▶ _Problem to solve_
All the entries need to be quoted exactly, apart from the pictures, which you should drop.

(Data entries)
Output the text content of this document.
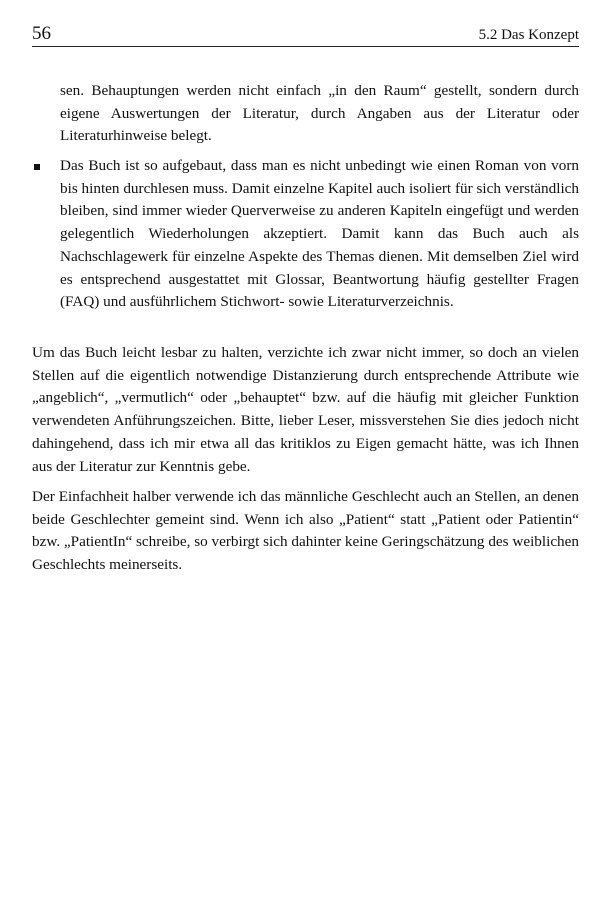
56	5.2 Das Konzept
sen. Behauptungen werden nicht einfach „in den Raum“ gestellt, sondern durch eigene Auswertungen der Literatur, durch Angaben aus der Literatur oder Literaturhinweise belegt.
Das Buch ist so aufgebaut, dass man es nicht unbedingt wie einen Roman von vorn bis hinten durchlesen muss. Damit einzelne Kapitel auch isoliert für sich verständlich bleiben, sind immer wieder Querverweise zu anderen Kapiteln eingefügt und werden gelegentlich Wiederholungen akzeptiert. Damit kann das Buch auch als Nachschlagewerk für einzelne Aspekte des Themas dienen. Mit demselben Ziel wird es entsprechend ausgestattet mit Glossar, Beantwortung häufig gestellter Fragen (FAQ) und ausführlichem Stichwort- sowie Literaturverzeichnis.
Um das Buch leicht lesbar zu halten, verzichte ich zwar nicht immer, so doch an vielen Stellen auf die eigentlich notwendige Distanzierung durch entsprechende Attribute wie „angeblich“, „vermutlich“ oder „behauptet“ bzw. auf die häufig mit gleicher Funktion verwendeten Anführungszeichen. Bitte, lieber Leser, missverstehen Sie dies jedoch nicht dahingehend, dass ich mir etwa all das kritiklos zu Eigen gemacht hätte, was ich Ihnen aus der Literatur zur Kenntnis gebe.
Der Einfachheit halber verwende ich das männliche Geschlecht auch an Stellen, an denen beide Geschlechter gemeint sind. Wenn ich also „Patient“ statt „Patient oder Patientin“ bzw. „PatientIn“ schreibe, so verbirgt sich dahinter keine Geringschätzung des weiblichen Geschlechts meinerseits.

▶ _Answer to this exercise_
Output the text content of this document.
56	5.2 Das Konzept
sen. Behauptungen werden nicht einfach „in den Raum“ gestellt, sondern durch eigene Auswertungen der Literatur, durch Angaben aus der Literatur oder Literaturhinweise belegt.
Das Buch ist so aufgebaut, dass man es nicht unbedingt wie einen Roman von vorn bis hinten durchlesen muss. Damit einzelne Kapitel auch isoliert für sich verständlich bleiben, sind immer wieder Querverweise zu anderen Kapiteln eingefügt und werden gelegentlich Wiederholungen akzeptiert. Damit kann das Buch auch als Nachschlagewerk für einzelne Aspekte des Themas dienen. Mit demselben Ziel wird es entsprechend ausgestattet mit Glossar, Beantwortung häufig gestellter Fragen (FAQ) und ausführlichem Stichwort- sowie Literaturverzeichnis.
Um das Buch leicht lesbar zu halten, verzichte ich zwar nicht immer, so doch an vielen Stellen auf die eigentlich notwendige Distanzierung durch entsprechende Attribute wie „angeblich“, „vermutlich“ oder „behauptet“ bzw. auf die häufig mit gleicher Funktion verwendeten Anführungszeichen. Bitte, lieber Leser, missverstehen Sie dies jedoch nicht dahingehend, dass ich mir etwa all das kritiklos zu Eigen gemacht hätte, was ich Ihnen aus der Literatur zur Kenntnis gebe.
Der Einfachheit halber verwende ich das männliche Geschlecht auch an Stellen, an denen beide Geschlechter gemeint sind. Wenn ich also „Patient“ statt „Patient oder Patientin“ bzw. „PatientIn“ schreibe, so verbirgt sich dahinter keine Geringschätzung des weiblichen Geschlechts meinerseits.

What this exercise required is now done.